--- Passage shown ---
[arin-ppml] 2016-3 Revisited - anti-abuse clause

Brett Frankenberger rbf+arin-ppml at panix.com
Sat Feb 11 14:17:58 EST 2017


On Wed, Feb 08, 2017 at 12:35:29PM -0800, Owen DeLong wrote:
>
> Respectfully I reject your premise on the fairness.

Agreed.  It imposes more process (on ARIN and on the requester) for
organizations whose demand for space is higher.  This is neither unfair
nor new, and seems reasonable.  Larger transfers warrant greater
scrutiny.  Existing policy requires a showing of (among other things)
80% utilization; that's relatively easy if you have a /20, and
considerably more work if you have a /13.  (The point stands even
though the /13 holder may have completely automated the process.  That
just means they did the work upfront.)

> Neither A, nor C prevent large organizations from getting more, they
> merely require that they use other less simplified provisions of the
> existing policy.
> 
> I think what I support is sort of a hybrid between A and C in that I
> believe you should be able to use the policy to transfer as often as
> you want, so long as your transfers within any 6 month period under
> this policy don’t exceed a /16.  You’d still be able to transfer a
> /16 under this policy and then use other existing policies if you
> needed more.

I favor that as well.
--- Information shown ---
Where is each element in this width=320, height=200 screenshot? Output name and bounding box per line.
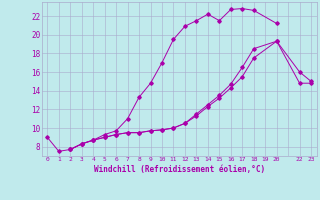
X-axis label: Windchill (Refroidissement éolien,°C): Windchill (Refroidissement éolien,°C) — [94, 165, 265, 174]
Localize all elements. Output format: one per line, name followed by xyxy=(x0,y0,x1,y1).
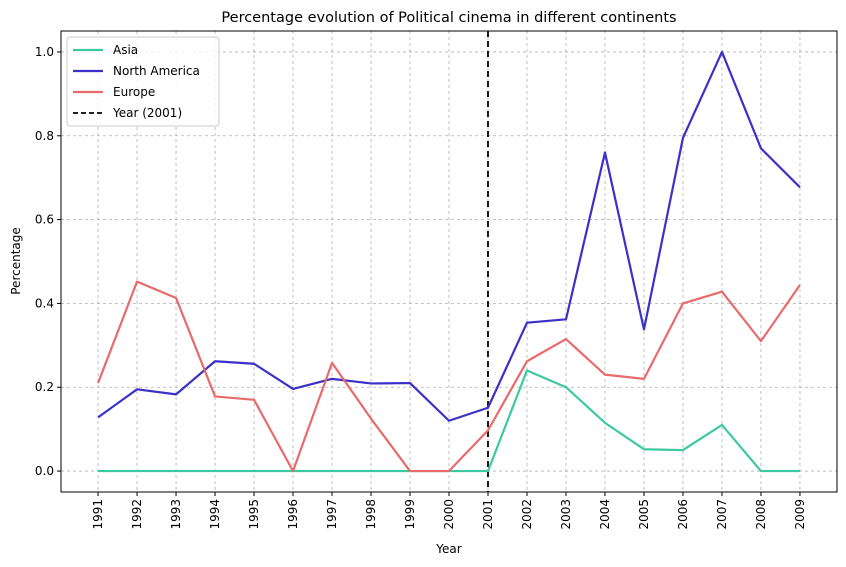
x-tick-label: 1993 xyxy=(169,499,183,530)
x-tick-label: 2000 xyxy=(442,499,456,530)
y-tick-label: 1.0 xyxy=(35,45,54,59)
legend-label: Europe xyxy=(113,85,155,99)
y-axis: 0.0 0.2 0.4 0.6 0.8 1.0 xyxy=(35,45,61,478)
series-line-europe xyxy=(97,280,801,473)
x-tick-label: 2001 xyxy=(481,499,495,530)
x-tick-label: 2005 xyxy=(637,499,651,530)
x-tick-label: 1995 xyxy=(247,499,261,530)
legend-box xyxy=(66,36,220,127)
x-tick-label: 1999 xyxy=(403,499,417,530)
x-tick-label: 2009 xyxy=(793,499,807,530)
x-tick-label: 1998 xyxy=(364,499,378,530)
x-axis: 1991 1992 1993 1994 1995 1996 1997 1998 1999 2000… xyxy=(91,492,807,530)
y-tick-label: 0.2 xyxy=(35,380,54,394)
y-tick-label: 0.8 xyxy=(35,129,54,143)
x-tick-label: 2004 xyxy=(598,499,612,530)
y-axis-label: Percentage xyxy=(9,227,23,295)
legend-label: Asia xyxy=(113,43,138,57)
x-tick-label: 1994 xyxy=(208,499,222,530)
x-tick-label: 1996 xyxy=(286,499,300,530)
y-tick-label: 0.4 xyxy=(35,296,54,310)
chart-title: Percentage evolution of Political cinema… xyxy=(221,10,676,26)
y-tick-label: 0.6 xyxy=(35,213,54,227)
x-tick-label: 2006 xyxy=(676,499,690,530)
y-tick-label: 0.0 xyxy=(35,464,54,478)
series-line-north-america xyxy=(97,50,801,422)
legend-label: Year (2001) xyxy=(112,106,182,120)
x-axis-label: Year xyxy=(435,542,461,556)
x-tick-label: 2003 xyxy=(559,499,573,530)
x-tick-label: 1991 xyxy=(91,499,105,530)
legend: Asia North America Europe Year (2001) xyxy=(66,36,220,127)
legend-label: North America xyxy=(113,64,200,78)
grid xyxy=(61,31,837,492)
x-tick-label: 1992 xyxy=(130,499,144,530)
series-lines xyxy=(97,50,801,473)
x-tick-label: 1997 xyxy=(325,499,339,530)
x-tick-label: 2002 xyxy=(520,499,534,530)
x-tick-label: 2008 xyxy=(754,499,768,530)
x-tick-label: 2007 xyxy=(715,499,729,530)
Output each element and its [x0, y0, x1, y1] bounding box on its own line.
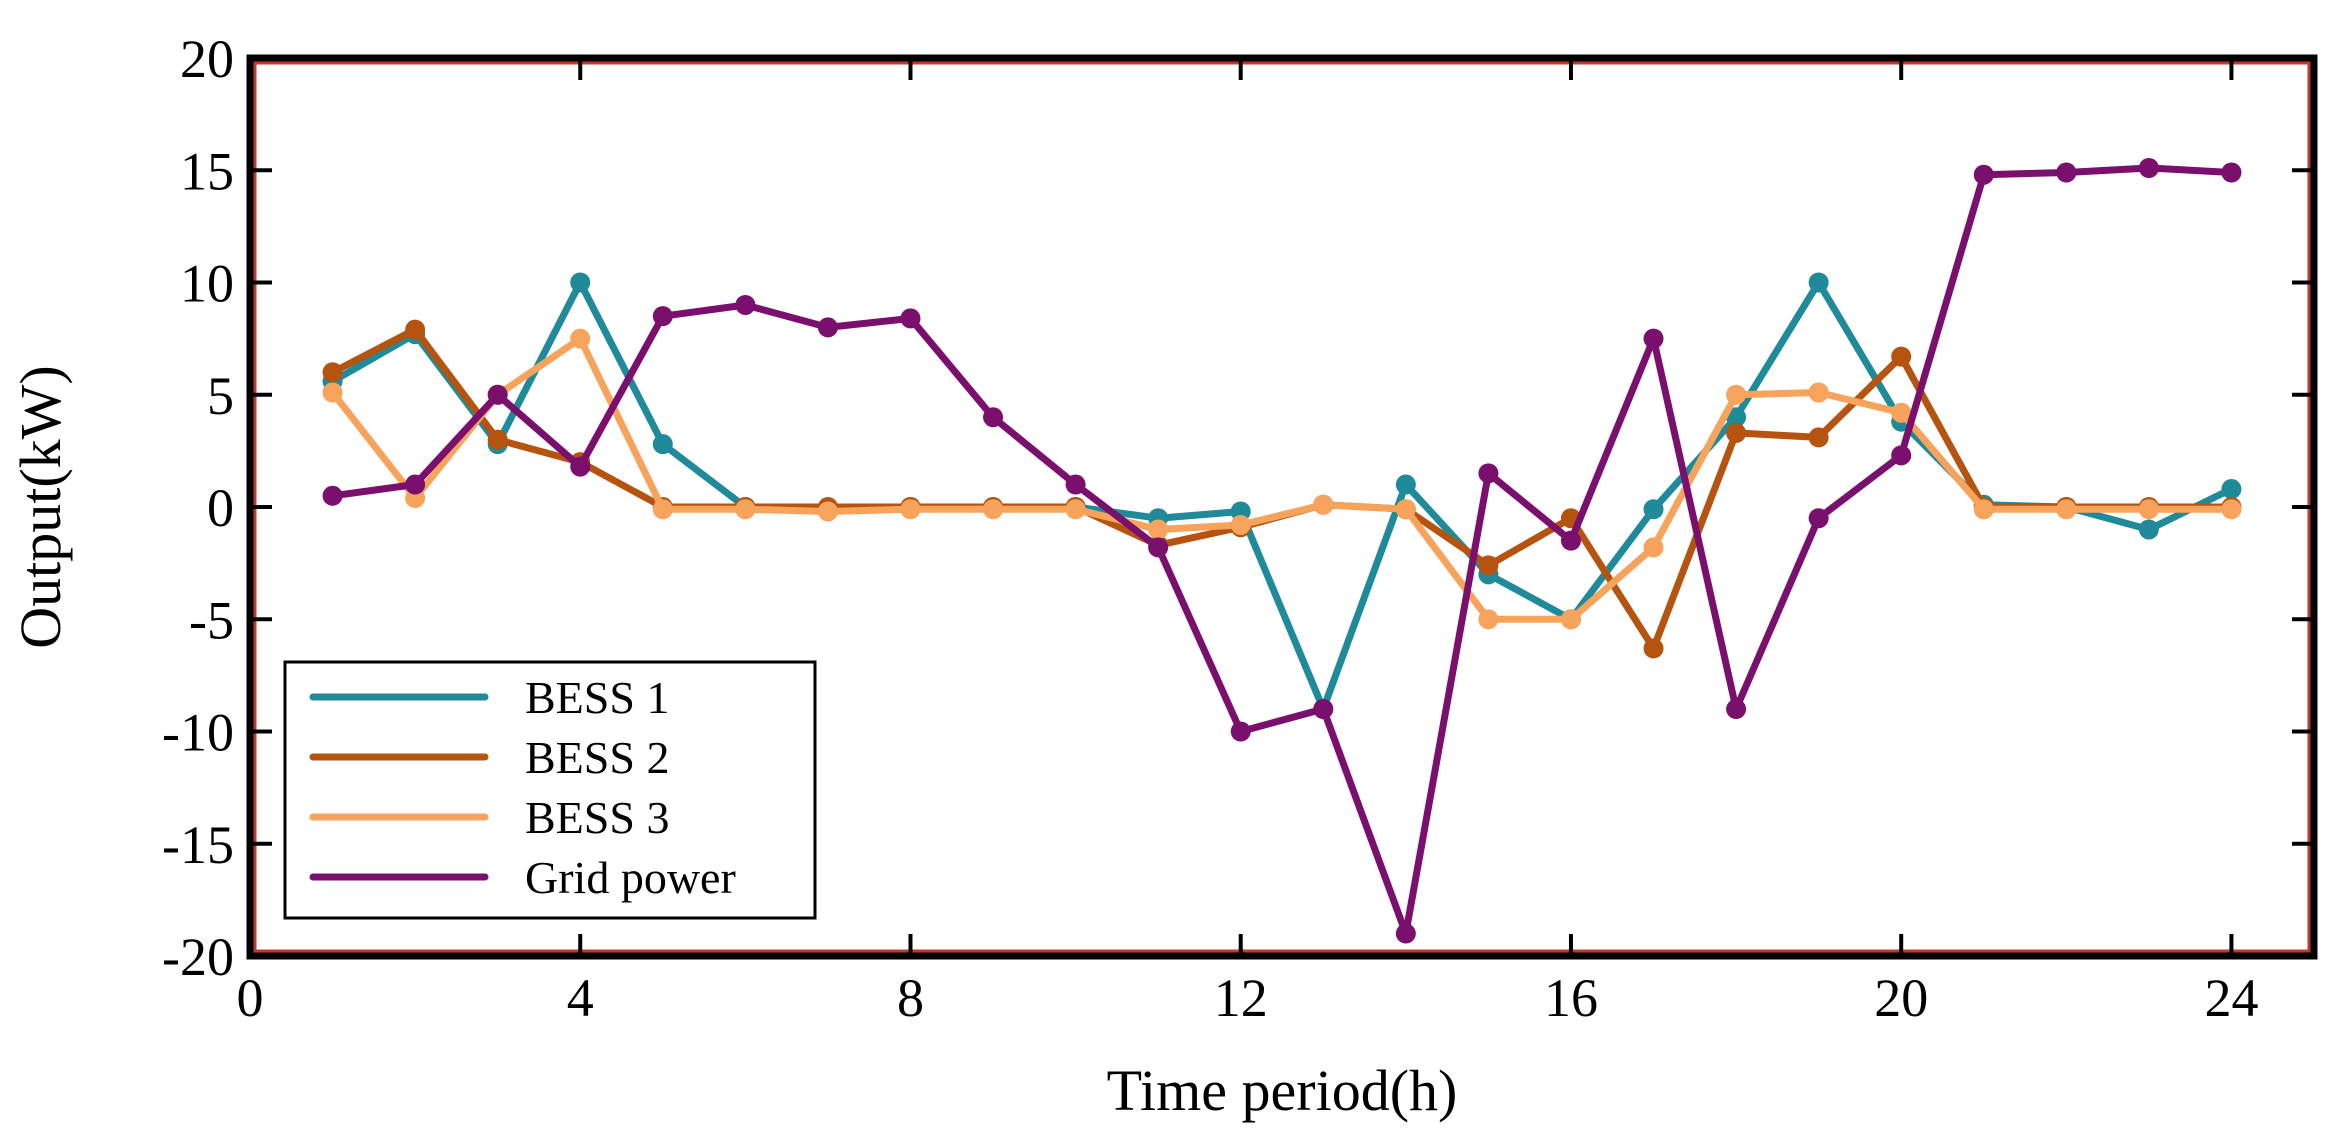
data-point [1973, 164, 1994, 185]
data-point [1891, 346, 1912, 367]
data-point [652, 306, 673, 327]
data-point [1973, 499, 1994, 520]
data-point [2056, 499, 2077, 520]
x-tick-label: 24 [2204, 968, 2258, 1028]
series-layer [322, 158, 2242, 944]
y-axis: -20 -15 -10 -5 0 5 10 15 20 [162, 29, 2314, 987]
data-point [1808, 427, 1829, 448]
data-point [983, 407, 1004, 428]
data-point [570, 328, 591, 349]
data-point [1726, 407, 1747, 428]
data-point [1643, 328, 1664, 349]
data-point [735, 499, 756, 520]
data-point [1230, 721, 1251, 742]
data-point [1891, 445, 1912, 466]
data-point [2138, 519, 2159, 540]
data-point [1808, 508, 1829, 529]
data-point [405, 319, 426, 340]
data-point [1478, 609, 1499, 630]
data-point [817, 317, 838, 338]
data-point [652, 499, 673, 520]
data-point [322, 382, 343, 403]
data-point [2221, 162, 2242, 183]
legend: BESS 1 BESS 2 BESS 3 Grid power [283, 660, 817, 920]
y-tick-label: -10 [162, 703, 234, 763]
y-tick-label: -5 [189, 590, 234, 650]
data-point [322, 362, 343, 383]
y-tick-label: 10 [180, 254, 234, 314]
data-point [1726, 699, 1747, 720]
x-tick-label: 16 [1544, 968, 1598, 1028]
y-tick-label: -20 [162, 927, 234, 987]
y-tick-label: 20 [180, 29, 234, 89]
y-tick-label: 5 [207, 366, 234, 426]
data-point [322, 485, 343, 506]
x-tick-label: 0 [237, 968, 264, 1028]
series-4 [322, 158, 2242, 944]
data-point [1560, 530, 1581, 551]
y-axis-title: Output(kW) [8, 365, 73, 649]
x-axis-title: Time period(h) [1107, 1058, 1458, 1123]
series-line [329, 164, 2235, 937]
data-point [1891, 402, 1912, 423]
data-point [2221, 499, 2242, 520]
data-point [2138, 158, 2159, 179]
data-point [1726, 384, 1747, 405]
x-tick-label: 8 [897, 968, 924, 1028]
data-point [2138, 499, 2159, 520]
x-tick-label: 4 [567, 968, 594, 1028]
data-point [1643, 499, 1664, 520]
legend-label: BESS 3 [525, 792, 669, 843]
data-point [1395, 499, 1416, 520]
data-point [1148, 519, 1169, 540]
data-point [1230, 514, 1251, 535]
data-point [983, 499, 1004, 520]
data-point [570, 456, 591, 477]
data-point [735, 294, 756, 315]
data-point [817, 501, 838, 522]
data-point [900, 308, 921, 329]
data-point [900, 499, 921, 520]
y-tick-label: 0 [207, 478, 234, 538]
data-point [1065, 499, 1086, 520]
data-point [1808, 272, 1829, 293]
data-point [570, 272, 591, 293]
data-point [1065, 474, 1086, 495]
data-point [487, 384, 508, 405]
y-tick-label: 15 [180, 141, 234, 201]
series-3 [322, 328, 2242, 630]
data-point [1643, 638, 1664, 659]
data-point [652, 434, 673, 455]
data-point [2221, 479, 2242, 500]
data-point [1478, 555, 1499, 576]
series-line [329, 279, 2235, 713]
data-point [1313, 494, 1334, 515]
data-point [1148, 537, 1169, 558]
series-line [329, 335, 2235, 623]
data-point [1395, 474, 1416, 495]
data-point [1478, 463, 1499, 484]
data-point [405, 474, 426, 495]
legend-label: Grid power [525, 852, 736, 903]
data-point [487, 429, 508, 450]
y-tick-label: -15 [162, 815, 234, 875]
x-tick-label: 20 [1874, 968, 1928, 1028]
legend-label: BESS 2 [525, 732, 669, 783]
data-point [1808, 382, 1829, 403]
data-point [1313, 699, 1334, 720]
data-point [2056, 162, 2077, 183]
data-point [1395, 923, 1416, 944]
data-point [1560, 609, 1581, 630]
x-tick-label: 12 [1214, 968, 1268, 1028]
data-point [1726, 422, 1747, 443]
data-point [1643, 537, 1664, 558]
legend-label: BESS 1 [525, 672, 669, 723]
x-axis: 0 4 8 12 16 20 24 [237, 58, 2258, 1028]
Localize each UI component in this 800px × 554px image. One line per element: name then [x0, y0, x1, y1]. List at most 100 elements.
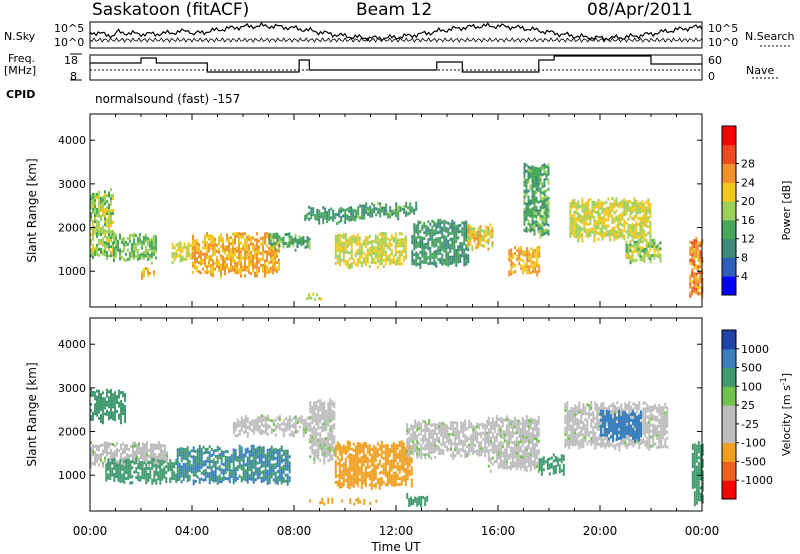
data-cell [302, 236, 305, 240]
data-cell [485, 228, 488, 232]
data-cell [142, 239, 145, 242]
data-cell [411, 253, 414, 257]
data-cell [423, 246, 426, 250]
data-cell [202, 478, 205, 482]
data-cell [529, 199, 532, 203]
data-cell [321, 453, 324, 457]
data-cell [408, 463, 411, 467]
data-cell [206, 250, 208, 254]
data-cell [208, 249, 210, 253]
data-cell [406, 471, 409, 475]
data-cell [226, 266, 228, 270]
data-cell [384, 447, 387, 451]
data-cell [132, 236, 135, 239]
data-cell [268, 425, 271, 428]
data-cell [424, 500, 427, 504]
data-cell [212, 452, 215, 456]
data-cell [310, 213, 313, 217]
data-cell [364, 466, 367, 469]
data-cell [106, 224, 108, 228]
data-cell [607, 233, 610, 237]
data-cell [699, 286, 702, 290]
data-cell [336, 474, 339, 478]
data-cell [426, 453, 429, 456]
data-cell [256, 452, 259, 456]
data-cell [240, 241, 242, 245]
data-cell [356, 471, 359, 475]
data-cell [248, 255, 250, 259]
data-cell [244, 418, 247, 421]
data-cell [146, 258, 149, 262]
data-cell [236, 477, 239, 481]
data-cell [386, 477, 389, 481]
data-cell [136, 452, 138, 456]
data-cell [392, 441, 395, 445]
data-cell [354, 263, 357, 267]
data-cell [325, 419, 328, 422]
data-cell [338, 476, 341, 480]
data-cell [633, 206, 636, 209]
data-cell [104, 406, 106, 410]
data-cell [98, 395, 100, 399]
data-cell [96, 222, 98, 226]
data-cell [695, 254, 698, 258]
data-cell [445, 238, 448, 242]
data-cell [396, 446, 399, 450]
data-cell [411, 256, 414, 260]
data-cell [463, 233, 466, 237]
data-cell [653, 247, 656, 251]
data-cell [364, 241, 367, 245]
data-cell [437, 249, 440, 253]
data-cell [372, 454, 375, 458]
data-cell [453, 242, 456, 246]
data-cell [108, 224, 110, 228]
data-cell [465, 256, 468, 260]
data-cell [96, 219, 98, 223]
data-cell [382, 468, 385, 472]
data-cell [104, 196, 106, 200]
data-cell [292, 431, 295, 435]
data-cell [192, 255, 194, 259]
data-cell [306, 236, 309, 240]
data-cell [529, 211, 532, 215]
data-cell [391, 209, 394, 213]
data-cell [96, 398, 98, 402]
data-cell [649, 245, 652, 249]
data-cell [425, 254, 428, 258]
data-cell [516, 257, 519, 261]
data-cell [697, 256, 700, 260]
data-cell [376, 235, 379, 239]
data-cell [272, 454, 275, 458]
data-cell [323, 461, 326, 465]
data-cell [116, 401, 118, 405]
data-cell [242, 474, 245, 478]
data-cell [90, 459, 92, 463]
data-cell [250, 422, 253, 426]
data-cell [370, 448, 373, 452]
data-cell [176, 451, 179, 455]
data-cell [276, 455, 279, 459]
data-cell [360, 261, 363, 265]
data-cell [473, 233, 476, 237]
data-cell [120, 412, 122, 416]
data-cell [601, 231, 604, 235]
data-cell [533, 175, 536, 179]
data-cell [319, 405, 322, 409]
data-cell [613, 202, 616, 206]
data-cell [240, 419, 243, 423]
data-cell [402, 463, 405, 467]
data-cell [106, 194, 108, 198]
data-cell [344, 451, 347, 455]
data-cell [204, 264, 206, 268]
data-cell [220, 480, 223, 484]
data-cell [410, 424, 413, 428]
data-cell [609, 205, 612, 209]
data-cell [435, 222, 438, 226]
data-cell [238, 244, 240, 248]
data-cell [526, 247, 529, 251]
data-cell [443, 261, 446, 265]
data-cell [523, 201, 526, 205]
data-cell [357, 215, 360, 219]
data-cell [244, 250, 246, 254]
data-cell [206, 232, 208, 236]
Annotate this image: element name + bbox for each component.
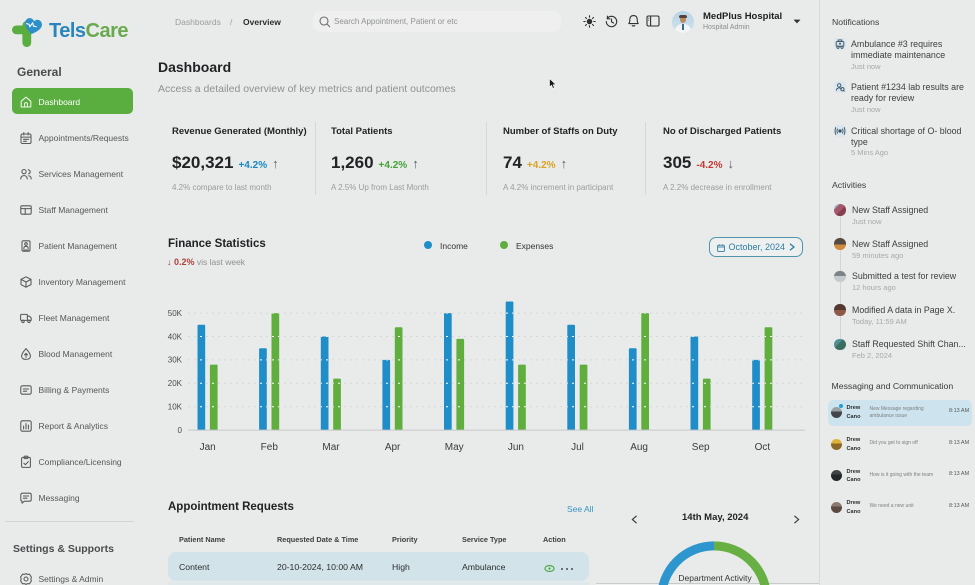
svg-text:10K: 10K	[168, 403, 183, 412]
svg-text:Jun: Jun	[508, 442, 524, 453]
svg-text:40K: 40K	[168, 332, 183, 341]
svg-text:Jul: Jul	[571, 442, 584, 453]
svg-text:Mar: Mar	[322, 442, 340, 453]
svg-text:0: 0	[178, 426, 183, 435]
svg-text:20K: 20K	[168, 379, 183, 388]
svg-text:Jan: Jan	[200, 442, 216, 453]
svg-text:Apr: Apr	[385, 442, 401, 453]
svg-text:May: May	[445, 442, 464, 453]
svg-text:30K: 30K	[168, 356, 183, 365]
svg-text:Sep: Sep	[692, 442, 710, 453]
svg-text:50K: 50K	[168, 309, 183, 318]
svg-text:Feb: Feb	[261, 442, 279, 453]
svg-text:Department Activity: Department Activity	[678, 573, 752, 583]
svg-text:Oct: Oct	[755, 442, 771, 453]
svg-text:Aug: Aug	[630, 442, 648, 453]
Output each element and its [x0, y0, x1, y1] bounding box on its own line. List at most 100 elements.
---
#### Stated problem 1
Please quote the mailing-list post on the 2016-3 anti-abuse clause word for word, starting with "Brett Frankenberger rbf+arin-ppml" and going on through "on the fairness.".
#### Stated problem 2
Continue the mailing-list reply about the 2016-3 anti-abuse clause from the point where it stops.

#### Response 1
Brett Frankenberger rbf+arin-ppml at panix.com
Sat Feb 11 14:17:58 EST 2017


On Wed, Feb 08, 2017 at 12:35:29PM -0800, Owen DeLong wrote:
>
> Respectfully I reject your premise on the fairness.

#### Response 2
Any line we draw is bound to be somewhat arbitrary.  But drawing it at
"when you're consuming more than /16 every 6 months, you're big enough
to use the existing process" is, I think, better than the proposed
alternatives.

Option A denies small but fast growing organizations the full benefits
of this policy.  Option B adds additional process to what is supposed
to be a simplified option.  Option C effectively defines "large"
without regard to growth rate, whereas the proposal above defines
"large" based on growth rate.  It's harder to say why I favor the
latter, but I think the policy should be available to the provider who
needs a /16 or less every 6 months, even if he's already got a /15 half
of which came under this policy.

More generally, I think the structure of "no more than a /X in Y
months" is the right structure.  Exactly what X and Y should be could
be discussed independently.  I wouldn't be opposed to the limit being
/16 in 12 months, for example.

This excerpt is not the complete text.